» Text
● ● ● ●

Decision making (DM) is an essential part of IAM, which determines the management plan of interventions for the infrastructure asset project or the network. When generating different management plans, i.e., implementing different interventions to different network segments at different points of time, the management outcomes, e.g., management cost and infrastructure asset condition, are different. DM is required to find an appropriate management plan so that its outcomes satisfy the goals and requirements of IAM.
However, in modern society, DM is not easy as it faces a wide range of challenges, including large infrastructure asset networks, limited resources, various outcomes, conflicting goals, and uncertainties [7,8]. Hence, optimization is applied, and in more recent years, has become popular in DM. A large body of articles applies a broad range of optimization methods to a variety of DM problems. Firstly, the majority of these articles focus on the applications and improvements of individual methods in the context of a certain type of DM and a comprehensive knowledge, given the broad range of optimization methods, is hardly discussed. Secondly, with a growth of publications, it is valuable to analyze and graphically present the existing knowledge on this subject.

● ● ● ●

» Raw data
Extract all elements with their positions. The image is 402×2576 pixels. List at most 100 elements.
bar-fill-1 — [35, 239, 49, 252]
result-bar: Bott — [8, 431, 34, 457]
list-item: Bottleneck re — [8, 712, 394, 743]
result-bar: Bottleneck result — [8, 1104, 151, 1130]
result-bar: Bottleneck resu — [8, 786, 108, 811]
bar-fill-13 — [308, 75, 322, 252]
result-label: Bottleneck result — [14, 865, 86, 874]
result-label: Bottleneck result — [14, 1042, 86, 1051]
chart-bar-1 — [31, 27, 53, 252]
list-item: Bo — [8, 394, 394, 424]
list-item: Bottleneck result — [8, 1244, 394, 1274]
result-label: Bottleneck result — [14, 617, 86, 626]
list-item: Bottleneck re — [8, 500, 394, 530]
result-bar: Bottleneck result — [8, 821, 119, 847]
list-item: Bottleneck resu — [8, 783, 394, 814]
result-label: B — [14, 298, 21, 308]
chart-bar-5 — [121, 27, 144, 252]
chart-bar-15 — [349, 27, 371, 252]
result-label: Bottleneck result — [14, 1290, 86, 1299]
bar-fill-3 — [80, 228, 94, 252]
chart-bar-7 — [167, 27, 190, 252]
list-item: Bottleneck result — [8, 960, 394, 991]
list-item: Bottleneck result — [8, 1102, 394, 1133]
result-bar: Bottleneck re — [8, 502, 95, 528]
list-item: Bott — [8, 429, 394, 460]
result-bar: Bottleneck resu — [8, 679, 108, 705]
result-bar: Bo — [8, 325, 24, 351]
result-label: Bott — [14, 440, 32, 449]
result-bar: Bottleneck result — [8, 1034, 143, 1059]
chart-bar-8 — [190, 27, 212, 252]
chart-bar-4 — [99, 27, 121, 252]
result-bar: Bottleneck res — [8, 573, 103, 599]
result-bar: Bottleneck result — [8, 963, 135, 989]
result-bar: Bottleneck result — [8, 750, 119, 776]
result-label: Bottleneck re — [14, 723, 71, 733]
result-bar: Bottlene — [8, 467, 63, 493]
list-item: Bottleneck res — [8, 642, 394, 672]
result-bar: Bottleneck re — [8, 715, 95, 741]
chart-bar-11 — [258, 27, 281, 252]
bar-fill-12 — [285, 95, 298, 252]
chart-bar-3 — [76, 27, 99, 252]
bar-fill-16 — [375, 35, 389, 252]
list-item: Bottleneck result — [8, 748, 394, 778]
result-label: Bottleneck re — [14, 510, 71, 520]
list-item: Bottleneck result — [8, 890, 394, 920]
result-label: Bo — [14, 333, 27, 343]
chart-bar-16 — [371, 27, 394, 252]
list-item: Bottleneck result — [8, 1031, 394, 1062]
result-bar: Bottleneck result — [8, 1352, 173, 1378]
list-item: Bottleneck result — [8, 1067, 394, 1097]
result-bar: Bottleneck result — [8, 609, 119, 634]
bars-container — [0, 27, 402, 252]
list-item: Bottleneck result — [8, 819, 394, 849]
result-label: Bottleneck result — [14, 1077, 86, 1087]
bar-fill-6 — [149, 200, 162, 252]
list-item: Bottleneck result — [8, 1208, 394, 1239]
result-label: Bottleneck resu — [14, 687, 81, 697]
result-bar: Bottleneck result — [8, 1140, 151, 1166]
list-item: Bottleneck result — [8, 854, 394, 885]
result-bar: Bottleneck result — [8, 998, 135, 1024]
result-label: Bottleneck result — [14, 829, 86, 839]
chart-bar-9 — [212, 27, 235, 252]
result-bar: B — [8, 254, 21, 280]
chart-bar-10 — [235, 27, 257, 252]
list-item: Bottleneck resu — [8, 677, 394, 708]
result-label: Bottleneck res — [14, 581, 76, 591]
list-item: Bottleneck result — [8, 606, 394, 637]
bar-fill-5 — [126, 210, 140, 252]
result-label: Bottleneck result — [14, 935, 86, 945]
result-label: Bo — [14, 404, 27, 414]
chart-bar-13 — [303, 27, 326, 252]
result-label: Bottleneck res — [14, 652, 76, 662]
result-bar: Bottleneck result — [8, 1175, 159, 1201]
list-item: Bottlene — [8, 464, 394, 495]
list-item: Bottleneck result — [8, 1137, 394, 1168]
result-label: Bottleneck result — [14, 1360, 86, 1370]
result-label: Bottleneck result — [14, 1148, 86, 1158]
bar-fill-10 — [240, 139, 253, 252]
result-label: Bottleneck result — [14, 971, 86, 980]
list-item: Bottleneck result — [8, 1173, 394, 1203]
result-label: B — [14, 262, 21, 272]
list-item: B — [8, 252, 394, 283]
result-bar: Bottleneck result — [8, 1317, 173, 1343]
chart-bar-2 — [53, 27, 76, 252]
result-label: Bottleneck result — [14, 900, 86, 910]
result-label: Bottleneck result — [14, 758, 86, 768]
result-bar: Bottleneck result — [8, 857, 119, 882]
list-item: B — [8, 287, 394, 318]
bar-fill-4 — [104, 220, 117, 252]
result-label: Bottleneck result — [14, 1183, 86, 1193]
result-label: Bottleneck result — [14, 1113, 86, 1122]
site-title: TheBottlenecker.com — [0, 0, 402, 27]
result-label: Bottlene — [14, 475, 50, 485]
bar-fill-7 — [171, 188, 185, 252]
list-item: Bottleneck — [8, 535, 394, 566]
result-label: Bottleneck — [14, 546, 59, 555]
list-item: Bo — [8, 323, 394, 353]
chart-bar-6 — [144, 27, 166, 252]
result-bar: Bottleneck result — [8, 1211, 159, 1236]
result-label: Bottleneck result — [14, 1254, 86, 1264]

● ● ● ●

» What the task asks
List every challenge that the text on decision making in infrastructure asset management says decision making faces in modern society.

» Finished answer
- Large infrastructure asset networks
- Limited resources
- Various outcomes
- Conflicting goals
- Uncertainties